## Begin DOCUMENT EXCERPT
# Dobrosov Bunker - Czech Rep Oct 2015



## Newage (Oct 20, 2015)

So here we go with a quick hope over the boarder to the Czech Rep.

One thing you have to remember is that 99% of all Czech bunkers are open to the public and do tours. This one was a little different at it was a guided tours without a guide (top banana)

These Forts were built in the 1930`s to protect the country from invasion from Germany but in the end that never happened. They look like Maginot line bunkers as this would of been the hight of defence technology at the time.

We entered the complex via surface bunker N-S75 and walked god knows how far and then came out of the complex at block house N-S72

This is block house/artillery fort N-S75












After a quick look around the surface structure we headed deep underground, this is a shot looking up the stair well from the bottom, lost my bottle to do a looking down shot.






At the bottom are large passages going off left and right these were for barracks, cooking areas and shell and machine gun ammunition storage magazines.











Once you leave bunker N-S75 there is a very long passage that links all the way to bunker N-S72











Between the 2 bunker complexes there are many unfinished plain rock passages, some show signs of roof falls and some are flooded.






Then you get to the bottom of the stair well for bunker N-S72, and that is even more steps than the way down as the ground has risen on the surface.






Then at the top you are in the heavley damaged N-S72 block house











Well that`s it all comments are most welcome so thanks for looking and there are more pictures on my FlickR account so why not head over to :-
https://www.flickr.com/photos/newage2/albums/72157660076440732

Cheers Newage

Oh as a last bonus picture, I went with my explore buddy


----------



## krela (Oct 20, 2015)

Now I know it's back to the future day tomorrow, but you explored this in Oct 2016?? C'mon!

Gotta love a bit of concrete, they make our T24s look a bit pitiful.


----------



## J_a_t_33 (Oct 20, 2015)

Wow loved this one, thanks


----------



## smiler (Oct 20, 2015)

Nice to see one with power for the lighting, you did a cracking job there Newage, I enjoyed looking, Thanks


----------



## King Al (Oct 20, 2015)

Awesome pics Newage! This looks fantastic!


----------



## HughieD (Oct 20, 2015)

Great set. That looks like a who lot of subterranial fun!


----------



## fluffy5518 (Oct 20, 2015)

Bloody big WOWSER !! Bet you were knackered climbing all those stairs (what with all that smoking/drinking and endulging in dodgy acts !!) Now that did look like a really good mooch espescially being guide-LESS !! These foreign chappies do seem to take a certain pride in their history - Something that we do in theory but not so much in practise. !!


----------



## UrbanX (Oct 21, 2015)

Thats amazing! 
Fantastic photos as usual sir! Thanks for sharing


----------



## flyboys90 (Oct 22, 2015)

What a belter! and you got some awesome shots.


----------



## night crawler (Oct 22, 2015)

So that's where Stuart go to. Awesome shots the bunker looks very oppressive and not to user friendly with those ladders. That last one took some shit form the look of things


----------
## End DOCUMENT EXCERPT
▶ **TASKS TO CARRY OUT**:
1. Summarize the Dobrosov bunker thread above in two sentences.
2. According to the Dobrosov bunker thread, what were the large passages at the bottom of the N-S75 stairwell used for?
3. Reproduce the stretch of the Dobrosov bunker thread from "So here we go" through "at the time.".
## Begin RAW DATA
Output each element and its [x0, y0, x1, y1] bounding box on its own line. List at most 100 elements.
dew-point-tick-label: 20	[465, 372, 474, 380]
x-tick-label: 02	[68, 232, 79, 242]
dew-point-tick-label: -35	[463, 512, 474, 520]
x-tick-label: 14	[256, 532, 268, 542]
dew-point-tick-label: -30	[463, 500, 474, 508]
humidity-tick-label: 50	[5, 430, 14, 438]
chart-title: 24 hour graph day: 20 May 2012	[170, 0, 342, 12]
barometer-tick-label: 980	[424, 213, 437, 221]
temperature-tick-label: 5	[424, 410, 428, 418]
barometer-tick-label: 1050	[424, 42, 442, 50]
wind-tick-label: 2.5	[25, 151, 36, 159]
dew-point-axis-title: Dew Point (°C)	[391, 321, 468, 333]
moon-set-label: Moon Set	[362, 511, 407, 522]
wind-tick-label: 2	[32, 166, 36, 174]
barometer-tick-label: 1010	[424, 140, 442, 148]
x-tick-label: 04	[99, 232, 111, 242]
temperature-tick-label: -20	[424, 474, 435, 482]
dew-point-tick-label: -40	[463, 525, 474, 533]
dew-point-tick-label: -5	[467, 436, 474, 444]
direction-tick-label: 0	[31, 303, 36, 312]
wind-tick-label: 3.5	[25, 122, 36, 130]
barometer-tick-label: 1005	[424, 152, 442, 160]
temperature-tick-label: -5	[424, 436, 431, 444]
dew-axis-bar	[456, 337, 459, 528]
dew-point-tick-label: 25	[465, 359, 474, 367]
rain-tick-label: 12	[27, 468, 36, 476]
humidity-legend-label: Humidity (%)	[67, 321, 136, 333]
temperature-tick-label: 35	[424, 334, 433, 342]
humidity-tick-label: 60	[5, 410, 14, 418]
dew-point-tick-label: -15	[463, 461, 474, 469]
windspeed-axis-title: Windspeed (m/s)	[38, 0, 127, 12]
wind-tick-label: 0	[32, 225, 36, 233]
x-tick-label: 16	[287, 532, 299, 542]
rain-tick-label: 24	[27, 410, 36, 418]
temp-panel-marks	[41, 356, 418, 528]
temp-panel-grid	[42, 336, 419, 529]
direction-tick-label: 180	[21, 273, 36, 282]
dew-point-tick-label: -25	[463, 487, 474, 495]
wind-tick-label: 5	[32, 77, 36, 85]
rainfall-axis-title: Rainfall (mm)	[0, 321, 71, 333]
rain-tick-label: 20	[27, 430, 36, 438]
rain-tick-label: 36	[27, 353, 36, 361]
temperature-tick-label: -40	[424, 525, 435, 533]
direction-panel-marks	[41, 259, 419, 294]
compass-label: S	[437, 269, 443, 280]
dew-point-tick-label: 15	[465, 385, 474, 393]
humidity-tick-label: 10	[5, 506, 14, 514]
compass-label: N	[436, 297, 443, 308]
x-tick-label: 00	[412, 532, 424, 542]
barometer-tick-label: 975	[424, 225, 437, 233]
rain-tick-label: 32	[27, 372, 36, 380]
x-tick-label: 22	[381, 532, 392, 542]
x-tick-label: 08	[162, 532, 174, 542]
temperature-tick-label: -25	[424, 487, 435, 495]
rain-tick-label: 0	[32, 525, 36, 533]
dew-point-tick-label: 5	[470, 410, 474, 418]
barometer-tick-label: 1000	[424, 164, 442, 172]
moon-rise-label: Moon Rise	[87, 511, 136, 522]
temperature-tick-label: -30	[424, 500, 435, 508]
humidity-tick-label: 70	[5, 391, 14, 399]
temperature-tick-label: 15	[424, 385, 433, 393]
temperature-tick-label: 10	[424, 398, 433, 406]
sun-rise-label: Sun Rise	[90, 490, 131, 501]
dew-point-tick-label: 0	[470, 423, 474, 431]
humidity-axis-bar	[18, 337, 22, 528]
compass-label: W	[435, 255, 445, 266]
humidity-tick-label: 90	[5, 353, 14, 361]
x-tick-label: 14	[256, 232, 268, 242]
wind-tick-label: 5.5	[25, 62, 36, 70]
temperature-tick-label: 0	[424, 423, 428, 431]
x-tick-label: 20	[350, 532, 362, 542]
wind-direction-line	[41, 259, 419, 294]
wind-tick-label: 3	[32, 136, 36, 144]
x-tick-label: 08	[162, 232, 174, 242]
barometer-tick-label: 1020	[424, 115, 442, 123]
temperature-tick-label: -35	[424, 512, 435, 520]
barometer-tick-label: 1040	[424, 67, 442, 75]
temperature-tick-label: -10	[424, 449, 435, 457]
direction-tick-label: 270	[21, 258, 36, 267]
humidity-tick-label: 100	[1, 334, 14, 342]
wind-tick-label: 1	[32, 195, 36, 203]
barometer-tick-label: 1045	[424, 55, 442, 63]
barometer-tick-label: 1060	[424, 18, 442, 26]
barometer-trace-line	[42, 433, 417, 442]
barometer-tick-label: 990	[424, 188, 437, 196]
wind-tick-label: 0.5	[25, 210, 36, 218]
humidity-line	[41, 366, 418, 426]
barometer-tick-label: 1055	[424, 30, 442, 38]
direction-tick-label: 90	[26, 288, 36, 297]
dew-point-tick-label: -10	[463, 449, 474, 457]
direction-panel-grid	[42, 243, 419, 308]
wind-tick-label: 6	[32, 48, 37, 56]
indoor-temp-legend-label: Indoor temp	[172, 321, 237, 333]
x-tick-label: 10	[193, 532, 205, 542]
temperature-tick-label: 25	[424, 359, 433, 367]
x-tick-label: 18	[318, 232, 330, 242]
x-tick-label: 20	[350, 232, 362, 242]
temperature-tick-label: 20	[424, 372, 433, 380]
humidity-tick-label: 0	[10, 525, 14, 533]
## End RAW DATA
▶ **SOLUTION LIST**:
1. The opening post describes a visit to the Dobrosov bunker complex in the Czech Republic, a set of forts built in the 1930s to protect the country from a German invasion that never came. The visitors entered through surface bunker N-S75, followed a very long underground passage past unfinished rock tunnels, and came out at the heavily damaged N-S72 block house, and the replies praise the photos.

2. They held barracks, cooking areas, and magazines for storing shell and machine gun ammunition.

3.
So here we go with a quick hope over the boarder to the Czech Rep.

One thing you have to remember is that 99% of all Czech bunkers are open to the public and do tours. This one was a little different at it was a guided tours without a guide (top banana)

These Forts were built in the 1930`s to protect the country from invasion from Germany but in the end that never happened. They look like Maginot line bunkers as this would of been the hight of defence technology at the time.